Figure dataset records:
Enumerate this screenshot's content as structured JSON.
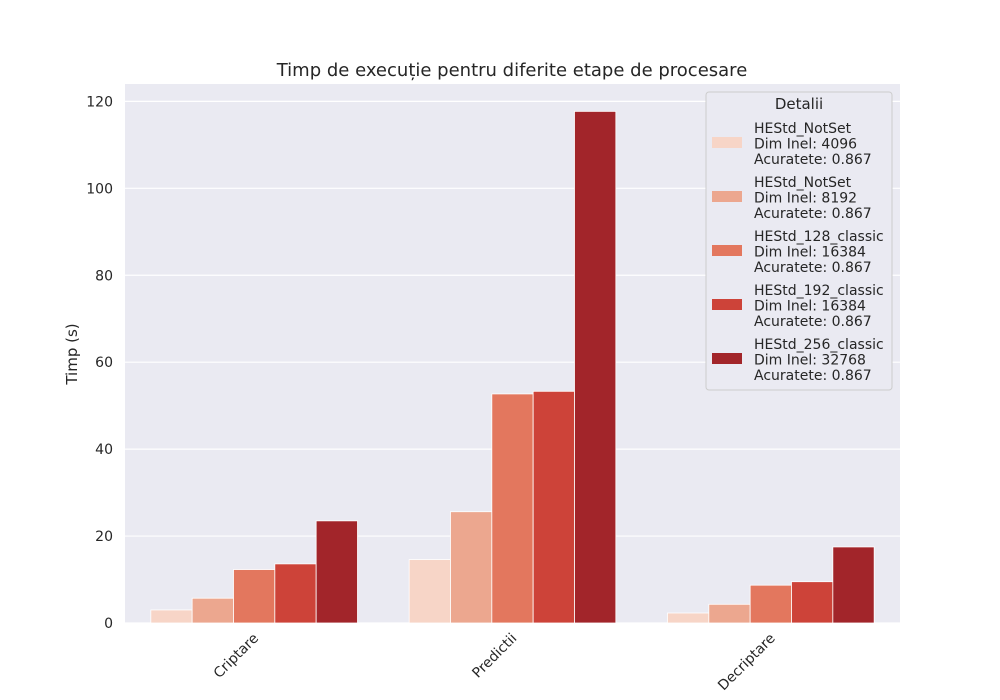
{
  "chart_data": {
    "type": "bar",
    "title": "Timp de execuție pentru diferite etape de procesare",
    "xlabel": "",
    "ylabel": "Timp (s)",
    "ylim": [
      0,
      124
    ],
    "yticks": [
      "0",
      "20",
      "40",
      "60",
      "80",
      "100",
      "120"
    ],
    "categories": [
      "Criptare",
      "Predictii",
      "Decriptare"
    ],
    "grid": true,
    "legend": {
      "title": "Detalii",
      "placement": "top-right"
    },
    "series": [
      {
        "name": "HEStd_NotSet\nDim Inel: 4096\nAcuratete: 0.867",
        "color": "#f7d5c7",
        "values": [
          3.0,
          14.6,
          2.3
        ]
      },
      {
        "name": "HEStd_NotSet\nDim Inel: 8192\nAcuratete: 0.867",
        "color": "#eca78f",
        "values": [
          5.7,
          25.6,
          4.3
        ]
      },
      {
        "name": "HEStd_128_classic\nDim Inel: 16384\nAcuratete: 0.867",
        "color": "#e3775e",
        "values": [
          12.3,
          52.7,
          8.7
        ]
      },
      {
        "name": "HEStd_192_classic\nDim Inel: 16384\nAcuratete: 0.867",
        "color": "#cd4339",
        "values": [
          13.6,
          53.3,
          9.5
        ]
      },
      {
        "name": "HEStd_256_classic\nDim Inel: 32768\nAcuratete: 0.867",
        "color": "#a2252a",
        "values": [
          23.5,
          117.7,
          17.5
        ]
      }
    ]
  }
}
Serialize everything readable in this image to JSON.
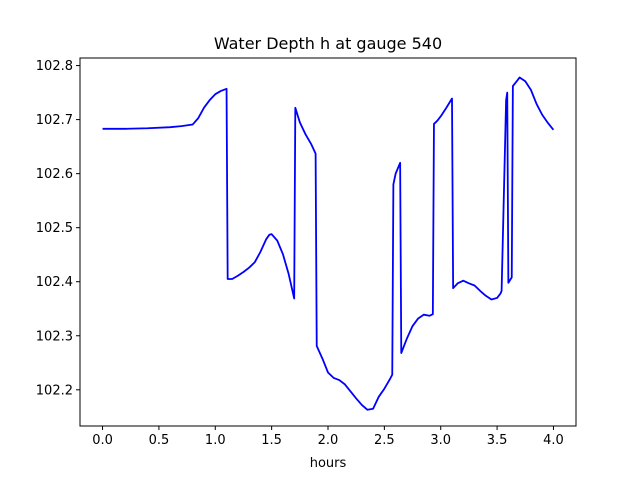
{
  "chart_data": {
    "type": "line",
    "title": "Water Depth h at gauge 540",
    "xlabel": "hours",
    "ylabel": "",
    "xlim": [
      -0.2,
      4.2
    ],
    "ylim": [
      102.133,
      102.814
    ],
    "x_ticks": [
      0.0,
      0.5,
      1.0,
      1.5,
      2.0,
      2.5,
      3.0,
      3.5,
      4.0
    ],
    "x_tick_labels": [
      "0.0",
      "0.5",
      "1.0",
      "1.5",
      "2.0",
      "2.5",
      "3.0",
      "3.5",
      "4.0"
    ],
    "y_ticks": [
      102.2,
      102.3,
      102.4,
      102.5,
      102.6,
      102.7,
      102.8
    ],
    "y_tick_labels": [
      "102.2",
      "102.3",
      "102.4",
      "102.5",
      "102.6",
      "102.7",
      "102.8"
    ],
    "grid": false,
    "legend": "none",
    "series": [
      {
        "color": "#0000ff",
        "x": [
          0.0,
          0.2,
          0.4,
          0.6,
          0.7,
          0.8,
          0.85,
          0.9,
          0.95,
          1.0,
          1.05,
          1.1,
          1.11,
          1.15,
          1.2,
          1.25,
          1.3,
          1.35,
          1.4,
          1.45,
          1.48,
          1.5,
          1.55,
          1.6,
          1.65,
          1.7,
          1.71,
          1.75,
          1.8,
          1.85,
          1.89,
          1.9,
          1.95,
          2.0,
          2.05,
          2.1,
          2.15,
          2.2,
          2.25,
          2.3,
          2.35,
          2.4,
          2.45,
          2.5,
          2.55,
          2.57,
          2.58,
          2.6,
          2.64,
          2.65,
          2.7,
          2.75,
          2.8,
          2.85,
          2.9,
          2.93,
          2.94,
          2.97,
          3.0,
          3.05,
          3.1,
          3.11,
          3.15,
          3.2,
          3.25,
          3.3,
          3.35,
          3.4,
          3.45,
          3.5,
          3.53,
          3.54,
          3.58,
          3.59,
          3.6,
          3.63,
          3.64,
          3.67,
          3.7,
          3.75,
          3.8,
          3.85,
          3.9,
          3.95,
          4.0
        ],
        "y": [
          102.683,
          102.683,
          102.684,
          102.686,
          102.688,
          102.691,
          102.703,
          102.722,
          102.736,
          102.747,
          102.753,
          102.757,
          102.405,
          102.405,
          102.411,
          102.418,
          102.426,
          102.436,
          102.455,
          102.478,
          102.487,
          102.488,
          102.476,
          102.451,
          102.415,
          102.369,
          102.722,
          102.695,
          102.673,
          102.655,
          102.637,
          102.281,
          102.258,
          102.232,
          102.222,
          102.218,
          102.21,
          102.197,
          102.184,
          102.172,
          102.163,
          102.165,
          102.187,
          102.202,
          102.22,
          102.228,
          102.58,
          102.6,
          102.62,
          102.268,
          102.295,
          102.318,
          102.332,
          102.339,
          102.337,
          102.34,
          102.692,
          102.698,
          102.706,
          102.722,
          102.739,
          102.388,
          102.397,
          102.402,
          102.397,
          102.393,
          102.383,
          102.374,
          102.367,
          102.37,
          102.378,
          102.383,
          102.736,
          102.75,
          102.398,
          102.408,
          102.762,
          102.77,
          102.778,
          102.771,
          102.755,
          102.729,
          102.709,
          102.694,
          102.681
        ]
      }
    ]
  }
}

DO THIS: Pictures are not part of the copy; reproduce everything else in the records exactly.

RESULT OF THE TASK:
Enumerate this screenshot's content as structured JSON.
{
  "chart_data": {
    "type": "bar",
    "title": "Timp de execuție pentru diferite etape de procesare",
    "xlabel": "",
    "ylabel": "Timp (s)",
    "ylim": [
      0,
      124
    ],
    "yticks": [
      "0",
      "20",
      "40",
      "60",
      "80",
      "100",
      "120"
    ],
    "categories": [
      "Criptare",
      "Predictii",
      "Decriptare"
    ],
    "grid": true,
    "legend": {
      "title": "Detalii",
      "placement": "top-right"
    },
    "series": [
      {
        "name": "HEStd_NotSet\nDim Inel: 4096\nAcuratete: 0.867",
        "color": "#f7d5c7",
        "values": [
          3.0,
          14.6,
          2.3
        ]
      },
      {
        "name": "HEStd_NotSet\nDim Inel: 8192\nAcuratete: 0.867",
        "color": "#eca78f",
        "values": [
          5.7,
          25.6,
          4.3
        ]
      },
      {
        "name": "HEStd_128_classic\nDim Inel: 16384\nAcuratete: 0.867",
        "color": "#e3775e",
        "values": [
          12.3,
          52.7,
          8.7
        ]
      },
      {
        "name": "HEStd_192_classic\nDim Inel: 16384\nAcuratete: 0.867",
        "color": "#cd4339",
        "values": [
          13.6,
          53.3,
          9.5
        ]
      },
      {
        "name": "HEStd_256_classic\nDim Inel: 32768\nAcuratete: 0.867",
        "color": "#a2252a",
        "values": [
          23.5,
          117.7,
          17.5
        ]
      }
    ]
  }
}
Serialize everything readable in this image to JSON.
{
  "chart_data": {
    "type": "line",
    "title": "Water Depth h at gauge 540",
    "xlabel": "hours",
    "ylabel": "",
    "xlim": [
      -0.2,
      4.2
    ],
    "ylim": [
      102.133,
      102.814
    ],
    "x_ticks": [
      0.0,
      0.5,
      1.0,
      1.5,
      2.0,
      2.5,
      3.0,
      3.5,
      4.0
    ],
    "x_tick_labels": [
      "0.0",
      "0.5",
      "1.0",
      "1.5",
      "2.0",
      "2.5",
      "3.0",
      "3.5",
      "4.0"
    ],
    "y_ticks": [
      102.2,
      102.3,
      102.4,
      102.5,
      102.6,
      102.7,
      102.8
    ],
    "y_tick_labels": [
      "102.2",
      "102.3",
      "102.4",
      "102.5",
      "102.6",
      "102.7",
      "102.8"
    ],
    "grid": false,
    "legend": "none",
    "series": [
      {
        "color": "#0000ff",
        "x": [
          0.0,
          0.2,
          0.4,
          0.6,
          0.7,
          0.8,
          0.85,
          0.9,
          0.95,
          1.0,
          1.05,
          1.1,
          1.11,
          1.15,
          1.2,
          1.25,
          1.3,
          1.35,
          1.4,
          1.45,
          1.48,
          1.5,
          1.55,
          1.6,
          1.65,
          1.7,
          1.71,
          1.75,
          1.8,
          1.85,
          1.89,
          1.9,
          1.95,
          2.0,
          2.05,
          2.1,
          2.15,
          2.2,
          2.25,
          2.3,
          2.35,
          2.4,
          2.45,
          2.5,
          2.55,
          2.57,
          2.58,
          2.6,
          2.64,
          2.65,
          2.7,
          2.75,
          2.8,
          2.85,
          2.9,
          2.93,
          2.94,
          2.97,
          3.0,
          3.05,
          3.1,
          3.11,
          3.15,
          3.2,
          3.25,
          3.3,
          3.35,
          3.4,
          3.45,
          3.5,
          3.53,
          3.54,
          3.58,
          3.59,
          3.6,
          3.63,
          3.64,
          3.67,
          3.7,
          3.75,
          3.8,
          3.85,
          3.9,
          3.95,
          4.0
        ],
        "y": [
          102.683,
          102.683,
          102.684,
          102.686,
          102.688,
          102.691,
          102.703,
          102.722,
          102.736,
          102.747,
          102.753,
          102.757,
          102.405,
          102.405,
          102.411,
          102.418,
          102.426,
          102.436,
          102.455,
          102.478,
          102.487,
          102.488,
          102.476,
          102.451,
          102.415,
          102.369,
          102.722,
          102.695,
          102.673,
          102.655,
          102.637,
          102.281,
          102.258,
          102.232,
          102.222,
          102.218,
          102.21,
          102.197,
          102.184,
          102.172,
          102.163,
          102.165,
          102.187,
          102.202,
          102.22,
          102.228,
          102.58,
          102.6,
          102.62,
          102.268,
          102.295,
          102.318,
          102.332,
          102.339,
          102.337,
          102.34,
          102.692,
          102.698,
          102.706,
          102.722,
          102.739,
          102.388,
          102.397,
          102.402,
          102.397,
          102.393,
          102.383,
          102.374,
          102.367,
          102.37,
          102.378,
          102.383,
          102.736,
          102.75,
          102.398,
          102.408,
          102.762,
          102.77,
          102.778,
          102.771,
          102.755,
          102.729,
          102.709,
          102.694,
          102.681
        ]
      }
    ]
  }
}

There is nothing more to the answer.